• _What the exercise asks_
For the data below, please report each line where the word "axis" is found.

Document structure recognition data:
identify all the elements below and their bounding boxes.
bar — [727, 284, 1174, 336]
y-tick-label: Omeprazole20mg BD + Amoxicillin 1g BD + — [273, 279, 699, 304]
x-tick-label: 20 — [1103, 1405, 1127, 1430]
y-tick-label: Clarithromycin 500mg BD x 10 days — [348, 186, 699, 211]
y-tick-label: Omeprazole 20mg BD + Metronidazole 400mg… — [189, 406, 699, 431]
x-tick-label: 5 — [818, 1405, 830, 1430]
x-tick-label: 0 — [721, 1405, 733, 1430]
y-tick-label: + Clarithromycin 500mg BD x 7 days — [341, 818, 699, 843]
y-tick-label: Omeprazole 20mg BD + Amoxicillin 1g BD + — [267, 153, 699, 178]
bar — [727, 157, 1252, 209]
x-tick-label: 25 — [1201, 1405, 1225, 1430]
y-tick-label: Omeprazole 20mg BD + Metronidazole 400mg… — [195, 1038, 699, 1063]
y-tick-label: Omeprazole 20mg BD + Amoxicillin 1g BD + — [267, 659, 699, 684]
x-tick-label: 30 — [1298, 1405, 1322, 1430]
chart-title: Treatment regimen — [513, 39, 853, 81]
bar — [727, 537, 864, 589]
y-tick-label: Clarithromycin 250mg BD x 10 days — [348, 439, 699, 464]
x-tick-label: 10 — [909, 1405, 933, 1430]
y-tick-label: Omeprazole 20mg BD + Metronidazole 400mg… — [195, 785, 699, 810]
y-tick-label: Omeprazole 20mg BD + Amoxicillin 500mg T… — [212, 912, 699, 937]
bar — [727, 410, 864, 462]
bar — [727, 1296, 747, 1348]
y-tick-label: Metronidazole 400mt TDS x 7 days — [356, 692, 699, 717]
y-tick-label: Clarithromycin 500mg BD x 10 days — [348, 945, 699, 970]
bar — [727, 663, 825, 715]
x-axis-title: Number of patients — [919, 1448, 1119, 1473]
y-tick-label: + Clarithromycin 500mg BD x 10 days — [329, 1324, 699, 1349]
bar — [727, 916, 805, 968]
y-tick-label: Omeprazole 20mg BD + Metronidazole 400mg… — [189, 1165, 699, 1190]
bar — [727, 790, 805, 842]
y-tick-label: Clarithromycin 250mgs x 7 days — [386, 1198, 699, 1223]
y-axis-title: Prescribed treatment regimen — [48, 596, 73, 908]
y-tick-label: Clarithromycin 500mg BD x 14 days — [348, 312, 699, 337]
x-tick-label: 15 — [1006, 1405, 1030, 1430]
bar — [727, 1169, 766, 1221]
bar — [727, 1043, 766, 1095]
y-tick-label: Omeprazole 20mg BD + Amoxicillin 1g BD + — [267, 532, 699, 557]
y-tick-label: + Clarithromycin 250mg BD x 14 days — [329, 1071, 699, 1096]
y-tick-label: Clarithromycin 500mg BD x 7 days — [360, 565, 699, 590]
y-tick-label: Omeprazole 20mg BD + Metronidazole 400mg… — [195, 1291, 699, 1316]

• _Written solution_
x-axis-title: Number of patients — [919, 1448, 1119, 1473]
y-axis-title: Prescribed treatment regimen — [48, 596, 73, 908]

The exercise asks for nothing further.